> YOUR OBJECTIVE
Take all the material and copy it exactly.

Data records:
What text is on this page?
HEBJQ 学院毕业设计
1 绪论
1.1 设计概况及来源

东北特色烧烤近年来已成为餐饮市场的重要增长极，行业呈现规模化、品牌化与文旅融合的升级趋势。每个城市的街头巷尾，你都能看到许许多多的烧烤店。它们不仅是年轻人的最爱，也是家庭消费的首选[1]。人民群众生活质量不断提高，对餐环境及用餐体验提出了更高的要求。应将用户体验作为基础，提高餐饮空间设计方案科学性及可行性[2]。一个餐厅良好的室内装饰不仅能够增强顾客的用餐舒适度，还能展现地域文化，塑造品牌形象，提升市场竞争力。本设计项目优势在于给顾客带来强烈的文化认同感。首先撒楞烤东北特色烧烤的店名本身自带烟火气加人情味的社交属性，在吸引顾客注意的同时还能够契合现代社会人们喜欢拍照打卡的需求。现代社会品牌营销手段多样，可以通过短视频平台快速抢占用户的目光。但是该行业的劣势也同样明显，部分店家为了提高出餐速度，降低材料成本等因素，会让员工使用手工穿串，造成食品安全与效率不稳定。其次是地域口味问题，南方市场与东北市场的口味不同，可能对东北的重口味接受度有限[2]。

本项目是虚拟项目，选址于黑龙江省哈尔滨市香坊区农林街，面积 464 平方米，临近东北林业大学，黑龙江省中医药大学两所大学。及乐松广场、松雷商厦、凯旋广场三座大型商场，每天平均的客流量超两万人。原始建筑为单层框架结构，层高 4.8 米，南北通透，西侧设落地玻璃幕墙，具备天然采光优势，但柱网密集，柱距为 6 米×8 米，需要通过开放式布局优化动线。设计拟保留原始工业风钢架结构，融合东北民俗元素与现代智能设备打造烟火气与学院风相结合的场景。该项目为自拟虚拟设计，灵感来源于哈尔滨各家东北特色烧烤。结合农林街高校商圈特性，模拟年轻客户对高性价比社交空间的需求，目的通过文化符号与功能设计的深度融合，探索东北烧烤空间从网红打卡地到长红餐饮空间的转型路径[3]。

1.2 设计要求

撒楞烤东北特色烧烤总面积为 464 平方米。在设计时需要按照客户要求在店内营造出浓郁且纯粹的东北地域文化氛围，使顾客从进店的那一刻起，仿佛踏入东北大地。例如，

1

> SOLUTION BELOW
What text is on this page?
HEBJQ 学院毕业设计
1 绪论
1.1 设计概况及来源

东北特色烧烤近年来已成为餐饮市场的重要增长极，行业呈现规模化、品牌化与文旅融合的升级趋势。每个城市的街头巷尾，你都能看到许许多多的烧烤店。它们不仅是年轻人的最爱，也是家庭消费的首选[1]。人民群众生活质量不断提高，对餐环境及用餐体验提出了更高的要求。应将用户体验作为基础，提高餐饮空间设计方案科学性及可行性[2]。一个餐厅良好的室内装饰不仅能够增强顾客的用餐舒适度，还能展现地域文化，塑造品牌形象，提升市场竞争力。本设计项目优势在于给顾客带来强烈的文化认同感。首先撒楞烤东北特色烧烤的店名本身自带烟火气加人情味的社交属性，在吸引顾客注意的同时还能够契合现代社会人们喜欢拍照打卡的需求。现代社会品牌营销手段多样，可以通过短视频平台快速抢占用户的目光。但是该行业的劣势也同样明显，部分店家为了提高出餐速度，降低材料成本等因素，会让员工使用手工穿串，造成食品安全与效率不稳定。其次是地域口味问题，南方市场与东北市场的口味不同，可能对东北的重口味接受度有限[2]。

本项目是虚拟项目，选址于黑龙江省哈尔滨市香坊区农林街，面积 464 平方米，临近东北林业大学，黑龙江省中医药大学两所大学。及乐松广场、松雷商厦、凯旋广场三座大型商场，每天平均的客流量超两万人。原始建筑为单层框架结构，层高 4.8 米，南北通透，西侧设落地玻璃幕墙，具备天然采光优势，但柱网密集，柱距为 6 米×8 米，需要通过开放式布局优化动线。设计拟保留原始工业风钢架结构，融合东北民俗元素与现代智能设备打造烟火气与学院风相结合的场景。该项目为自拟虚拟设计，灵感来源于哈尔滨各家东北特色烧烤。结合农林街高校商圈特性，模拟年轻客户对高性价比社交空间的需求，目的通过文化符号与功能设计的深度融合，探索东北烧烤空间从网红打卡地到长红餐饮空间的转型路径[3]。

1.2 设计要求

撒楞烤东北特色烧烤总面积为 464 平方米。在设计时需要按照客户要求在店内营造出浓郁且纯粹的东北地域文化氛围，使顾客从进店的那一刻起，仿佛踏入东北大地。例如，

1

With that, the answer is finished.